--- DATA SUPPLIED ---
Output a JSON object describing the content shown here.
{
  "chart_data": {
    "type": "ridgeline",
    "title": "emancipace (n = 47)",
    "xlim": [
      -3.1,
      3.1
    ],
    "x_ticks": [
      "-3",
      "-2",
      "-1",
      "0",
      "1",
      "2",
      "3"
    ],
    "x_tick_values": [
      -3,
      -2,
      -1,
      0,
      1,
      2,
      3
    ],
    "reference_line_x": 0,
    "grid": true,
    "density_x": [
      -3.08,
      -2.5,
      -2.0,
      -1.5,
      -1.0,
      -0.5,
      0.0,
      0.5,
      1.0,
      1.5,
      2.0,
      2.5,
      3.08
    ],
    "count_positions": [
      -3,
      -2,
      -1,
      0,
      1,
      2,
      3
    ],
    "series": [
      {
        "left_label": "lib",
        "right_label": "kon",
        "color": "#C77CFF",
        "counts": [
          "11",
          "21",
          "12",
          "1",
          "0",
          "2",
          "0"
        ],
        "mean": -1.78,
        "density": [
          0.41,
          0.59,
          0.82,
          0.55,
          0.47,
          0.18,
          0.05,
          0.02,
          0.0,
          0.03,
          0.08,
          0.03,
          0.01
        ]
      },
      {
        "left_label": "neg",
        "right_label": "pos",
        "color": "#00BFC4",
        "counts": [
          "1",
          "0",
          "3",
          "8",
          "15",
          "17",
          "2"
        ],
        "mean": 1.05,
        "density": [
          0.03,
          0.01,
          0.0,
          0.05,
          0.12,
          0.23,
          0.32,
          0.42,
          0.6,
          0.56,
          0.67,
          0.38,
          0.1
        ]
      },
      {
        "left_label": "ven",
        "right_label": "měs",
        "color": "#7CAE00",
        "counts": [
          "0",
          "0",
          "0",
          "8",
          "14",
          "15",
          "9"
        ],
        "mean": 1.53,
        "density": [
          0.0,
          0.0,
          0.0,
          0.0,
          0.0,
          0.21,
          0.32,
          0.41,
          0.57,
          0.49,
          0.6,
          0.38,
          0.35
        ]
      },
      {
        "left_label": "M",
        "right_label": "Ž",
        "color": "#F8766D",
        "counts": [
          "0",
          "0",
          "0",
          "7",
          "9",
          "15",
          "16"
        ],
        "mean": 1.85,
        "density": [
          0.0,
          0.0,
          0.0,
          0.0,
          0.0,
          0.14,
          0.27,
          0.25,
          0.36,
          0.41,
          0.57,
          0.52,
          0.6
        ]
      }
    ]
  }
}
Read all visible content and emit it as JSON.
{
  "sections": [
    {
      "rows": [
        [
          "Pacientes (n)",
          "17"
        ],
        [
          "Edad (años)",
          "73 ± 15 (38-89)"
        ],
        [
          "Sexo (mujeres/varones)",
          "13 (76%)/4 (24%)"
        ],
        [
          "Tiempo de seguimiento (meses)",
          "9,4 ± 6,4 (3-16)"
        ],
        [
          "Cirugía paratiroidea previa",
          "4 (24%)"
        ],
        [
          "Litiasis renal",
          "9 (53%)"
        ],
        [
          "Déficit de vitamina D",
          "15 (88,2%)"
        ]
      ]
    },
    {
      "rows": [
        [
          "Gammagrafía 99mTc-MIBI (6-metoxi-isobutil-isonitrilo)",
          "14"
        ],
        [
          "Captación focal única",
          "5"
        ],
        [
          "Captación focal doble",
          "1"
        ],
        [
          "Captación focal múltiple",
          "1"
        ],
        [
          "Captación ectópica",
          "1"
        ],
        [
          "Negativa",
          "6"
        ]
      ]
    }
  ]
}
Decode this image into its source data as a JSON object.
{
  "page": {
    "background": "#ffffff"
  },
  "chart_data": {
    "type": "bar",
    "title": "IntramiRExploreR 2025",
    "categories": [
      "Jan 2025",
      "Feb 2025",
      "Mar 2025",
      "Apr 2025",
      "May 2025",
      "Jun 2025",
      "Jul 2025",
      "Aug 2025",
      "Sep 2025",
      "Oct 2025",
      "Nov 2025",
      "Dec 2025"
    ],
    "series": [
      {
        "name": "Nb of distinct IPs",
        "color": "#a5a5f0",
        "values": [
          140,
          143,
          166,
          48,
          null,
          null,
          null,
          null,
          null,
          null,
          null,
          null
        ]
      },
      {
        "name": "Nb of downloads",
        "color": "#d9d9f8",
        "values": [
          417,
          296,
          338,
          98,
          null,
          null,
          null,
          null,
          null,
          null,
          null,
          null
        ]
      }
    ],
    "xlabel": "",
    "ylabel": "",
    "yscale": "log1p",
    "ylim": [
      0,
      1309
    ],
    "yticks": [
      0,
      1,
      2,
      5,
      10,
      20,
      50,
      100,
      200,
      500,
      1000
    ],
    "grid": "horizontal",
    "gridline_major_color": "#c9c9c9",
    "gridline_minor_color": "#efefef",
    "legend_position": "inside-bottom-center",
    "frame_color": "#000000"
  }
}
---
### SHORT TASK
Retype all of the data shown above, word for word.

### ANSWER TO THIS TASK
Output a JSON object describing the content shown here.
{
  "chart_data": {
    "type": "ridgeline",
    "title": "emancipace (n = 47)",
    "xlim": [
      -3.1,
      3.1
    ],
    "x_ticks": [
      "-3",
      "-2",
      "-1",
      "0",
      "1",
      "2",
      "3"
    ],
    "x_tick_values": [
      -3,
      -2,
      -1,
      0,
      1,
      2,
      3
    ],
    "reference_line_x": 0,
    "grid": true,
    "density_x": [
      -3.08,
      -2.5,
      -2.0,
      -1.5,
      -1.0,
      -0.5,
      0.0,
      0.5,
      1.0,
      1.5,
      2.0,
      2.5,
      3.08
    ],
    "count_positions": [
      -3,
      -2,
      -1,
      0,
      1,
      2,
      3
    ],
    "series": [
      {
        "left_label": "lib",
        "right_label": "kon",
        "color": "#C77CFF",
        "counts": [
          "11",
          "21",
          "12",
          "1",
          "0",
          "2",
          "0"
        ],
        "mean": -1.78,
        "density": [
          0.41,
          0.59,
          0.82,
          0.55,
          0.47,
          0.18,
          0.05,
          0.02,
          0.0,
          0.03,
          0.08,
          0.03,
          0.01
        ]
      },
      {
        "left_label": "neg",
        "right_label": "pos",
        "color": "#00BFC4",
        "counts": [
          "1",
          "0",
          "3",
          "8",
          "15",
          "17",
          "2"
        ],
        "mean": 1.05,
        "density": [
          0.03,
          0.01,
          0.0,
          0.05,
          0.12,
          0.23,
          0.32,
          0.42,
          0.6,
          0.56,
          0.67,
          0.38,
          0.1
        ]
      },
      {
        "left_label": "ven",
        "right_label": "měs",
        "color": "#7CAE00",
        "counts": [
          "0",
          "0",
          "0",
          "8",
          "14",
          "15",
          "9"
        ],
        "mean": 1.53,
        "density": [
          0.0,
          0.0,
          0.0,
          0.0,
          0.0,
          0.21,
          0.32,
          0.41,
          0.57,
          0.49,
          0.6,
          0.38,
          0.35
        ]
      },
      {
        "left_label": "M",
        "right_label": "Ž",
        "color": "#F8766D",
        "counts": [
          "0",
          "0",
          "0",
          "7",
          "9",
          "15",
          "16"
        ],
        "mean": 1.85,
        "density": [
          0.0,
          0.0,
          0.0,
          0.0,
          0.0,
          0.14,
          0.27,
          0.25,
          0.36,
          0.41,
          0.57,
          0.52,
          0.6
        ]
      }
    ]
  }
}
Read all visible content and emit it as JSON.
{
  "sections": [
    {
      "rows": [
        [
          "Pacientes (n)",
          "17"
        ],
        [
          "Edad (años)",
          "73 ± 15 (38-89)"
        ],
        [
          "Sexo (mujeres/varones)",
          "13 (76%)/4 (24%)"
        ],
        [
          "Tiempo de seguimiento (meses)",
          "9,4 ± 6,4 (3-16)"
        ],
        [
          "Cirugía paratiroidea previa",
          "4 (24%)"
        ],
        [
          "Litiasis renal",
          "9 (53%)"
        ],
        [
          "Déficit de vitamina D",
          "15 (88,2%)"
        ]
      ]
    },
    {
      "rows": [
        [
          "Gammagrafía 99mTc-MIBI (6-metoxi-isobutil-isonitrilo)",
          "14"
        ],
        [
          "Captación focal única",
          "5"
        ],
        [
          "Captación focal doble",
          "1"
        ],
        [
          "Captación focal múltiple",
          "1"
        ],
        [
          "Captación ectópica",
          "1"
        ],
        [
          "Negativa",
          "6"
        ]
      ]
    }
  ]
}
Decode this image into its source data as a JSON object.
{
  "page": {
    "background": "#ffffff"
  },
  "chart_data": {
    "type": "bar",
    "title": "IntramiRExploreR 2025",
    "categories": [
      "Jan 2025",
      "Feb 2025",
      "Mar 2025",
      "Apr 2025",
      "May 2025",
      "Jun 2025",
      "Jul 2025",
      "Aug 2025",
      "Sep 2025",
      "Oct 2025",
      "Nov 2025",
      "Dec 2025"
    ],
    "series": [
      {
        "name": "Nb of distinct IPs",
        "color": "#a5a5f0",
        "values": [
          140,
          143,
          166,
          48,
          null,
          null,
          null,
          null,
          null,
          null,
          null,
          null
        ]
      },
      {
        "name": "Nb of downloads",
        "color": "#d9d9f8",
        "values": [
          417,
          296,
          338,
          98,
          null,
          null,
          null,
          null,
          null,
          null,
          null,
          null
        ]
      }
    ],
    "xlabel": "",
    "ylabel": "",
    "yscale": "log1p",
    "ylim": [
      0,
      1309
    ],
    "yticks": [
      0,
      1,
      2,
      5,
      10,
      20,
      50,
      100,
      200,
      500,
      1000
    ],
    "grid": "horizontal",
    "gridline_major_color": "#c9c9c9",
    "gridline_minor_color": "#efefef",
    "legend_position": "inside-bottom-center",
    "frame_color": "#000000"
  }
}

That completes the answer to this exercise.